### [Source data]
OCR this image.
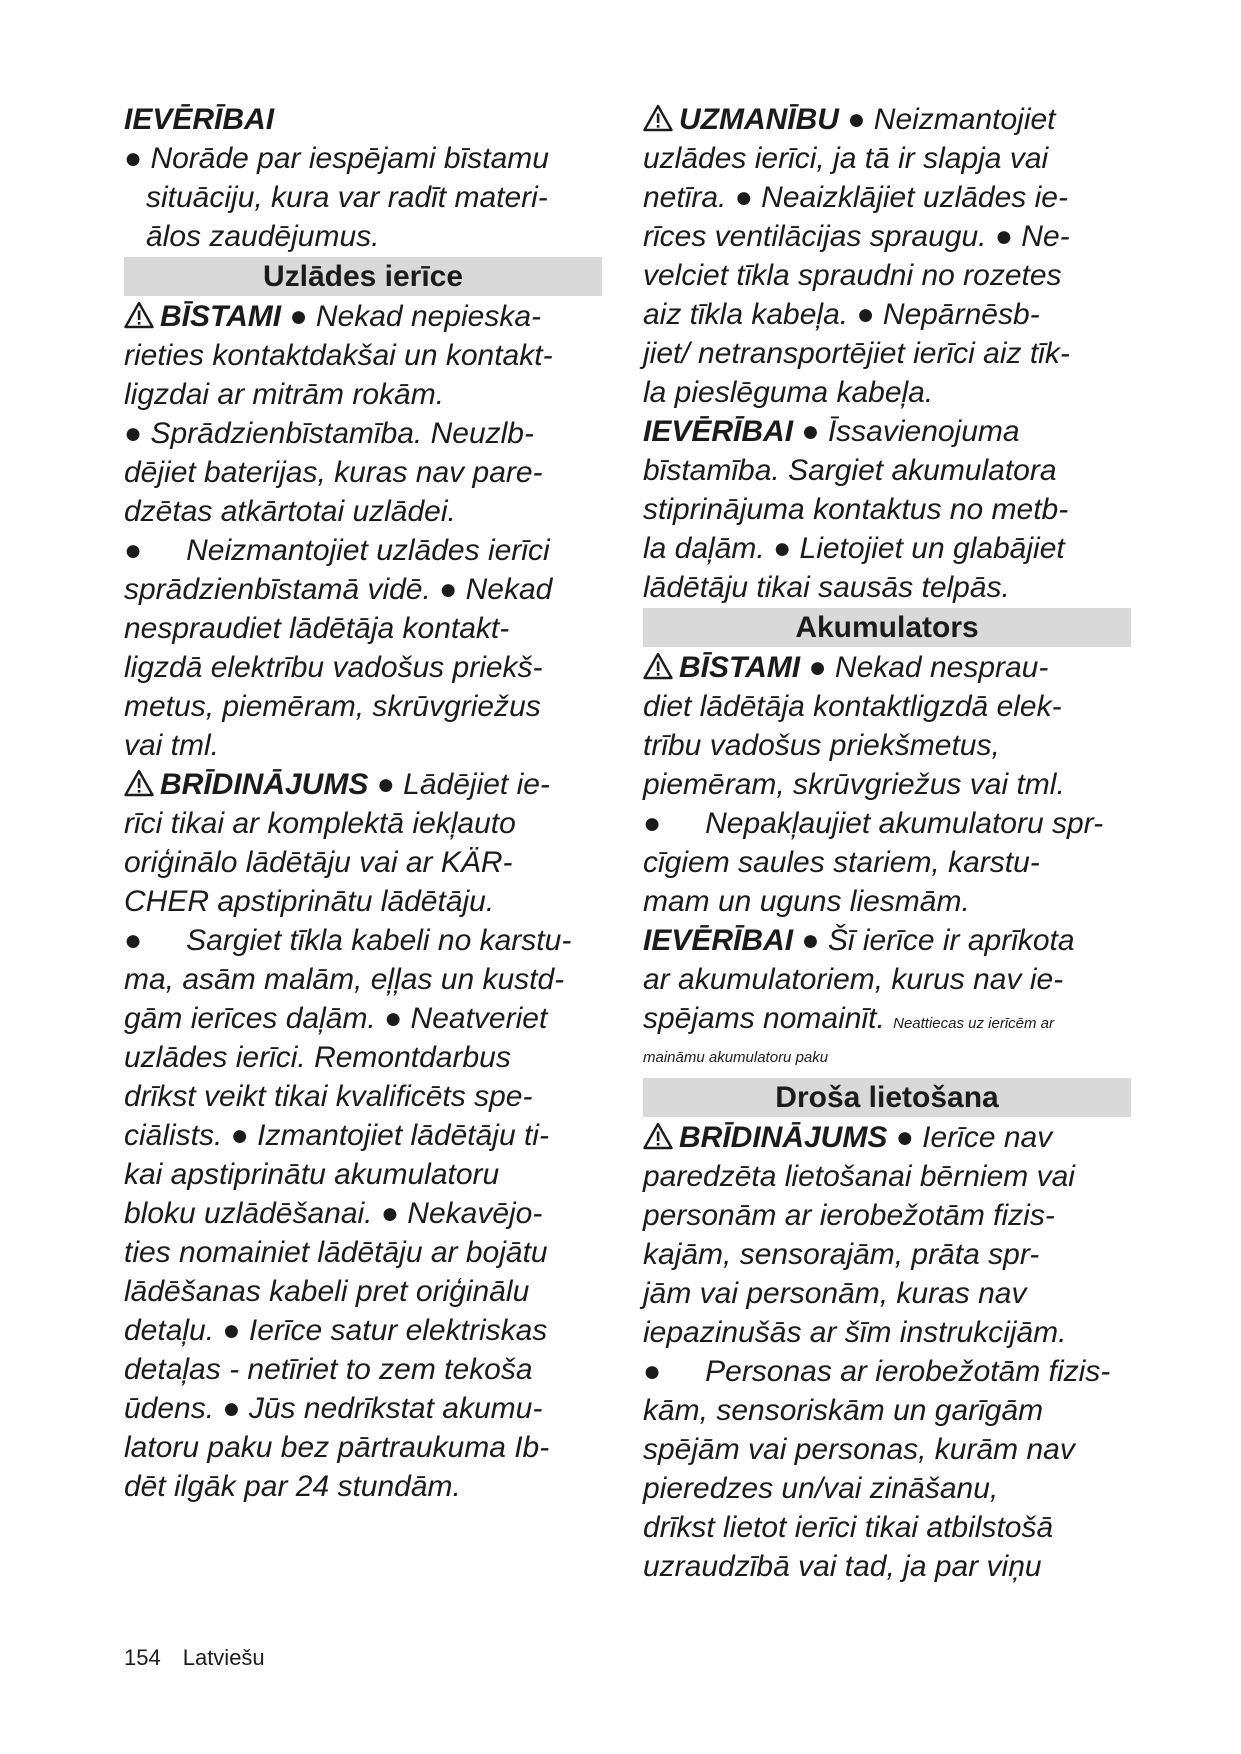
IEVĒRĪBAI
● Norāde par iespējami bīstamu
situāciju, kura var radīt materi-
ālos zaudējumus.
Uzlādes ierīce
BĪSTAMI ● Nekad nepieska-
rieties kontaktdakšai un kontakt-
ligzdai ar mitrām rokām.
● Sprādzienbīstamība. Neuzlb-
dējiet baterijas, kuras nav pare-
dzētas atkārtotai uzlādei.
● Neizmantojiet uzlādes ierīci
sprādzienbīstamā vidē. ● Nekad
nespraudiet lādētāja kontakt-
ligzdā elektrību vadošus priekš-
metus, piemēram, skrūvgriežus
vai tml.
BRĪDINĀJUMS ● Lādējiet ie-
rīci tikai ar komplektā iekļauto
oriģinālo lādētāju vai ar KÄR-
CHER apstiprinātu lādētāju.
● Sargiet tīkla kabeli no karstu-
ma, asām malām, eļļas un kustd-
gām ierīces daļām. ● Neatveriet
uzlādes ierīci. Remontdarbus
drīkst veikt tikai kvalificēts spe-
ciālists. ● Izmantojiet lādētāju ti-
kai apstiprinātu akumulatoru
bloku uzlādēšanai. ● Nekavējo-
ties nomainiet lādētāju ar bojātu
lādēšanas kabeli pret oriģinālu
detaļu. ● Ierīce satur elektriskas
detaļas - netīriet to zem tekoša
ūdens. ● Jūs nedrīkstat akumu-
latoru paku bez pārtraukuma Ib-
dēt ilgāk par 24 stundām.
UZMANĪBU ● Neizmantojiet
uzlādes ierīci, ja tā ir slapja vai
netīra. ● Neaizklājiet uzlādes ie-
rīces ventilācijas spraugu. ● Ne-
velciet tīkla spraudni no rozetes
aiz tīkla kabeļa. ● Nepārnēsb-
jiet/ netransportējiet ierīci aiz tīk-
la pieslēguma kabeļa.
IEVĒRĪBAI ● Īssavienojuma
bīstamība. Sargiet akumulatora
stiprinājuma kontaktus no metb-
la daļām. ● Lietojiet un glabājiet
lādētāju tikai sausās telpās.
Akumulators
BĪSTAMI ● Nekad nesprau-
diet lādētāja kontaktligzdā elek-
trību vadošus priekšmetus,
piemēram, skrūvgriežus vai tml.
● Nepakļaujiet akumulatoru spr-
cīgiem saules stariem, karstu-
mam un uguns liesmām.
IEVĒRĪBAI ● Šī ierīce ir aprīkota
ar akumulatoriem, kurus nav ie-
spējams nomainīt. Neattiecas uz ierīcēm ar
maināmu akumulatoru paku
Droša lietošana
BRĪDINĀJUMS ● Ierīce nav
paredzēta lietošanai bērniem vai
personām ar ierobežotām fizis-
kajām, sensorajām, prāta spr-
jām vai personām, kuras nav
iepazinušās ar šīm instrukcijām.
● Personas ar ierobežotām fizis-
kām, sensoriskām un garīgām
spējām vai personas, kurām nav
pieredzes un/vai zināšanu,
drīkst lietot ierīci tikai atbilstošā
uzraudzībā vai tad, ja par viņu
154 Latviešu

### [What is being asked]
In the listing above, locate each line with "ierīci" and copy it.

### [Answer to this exercise]
● Neizmantojiet uzlādes ierīci
uzlādes ierīci. Remontdarbus
uzlādes ierīci, ja tā ir slapja vai
jiet/ netransportējiet ierīci aiz tīk-
drīkst lietot ierīci tikai atbilstošā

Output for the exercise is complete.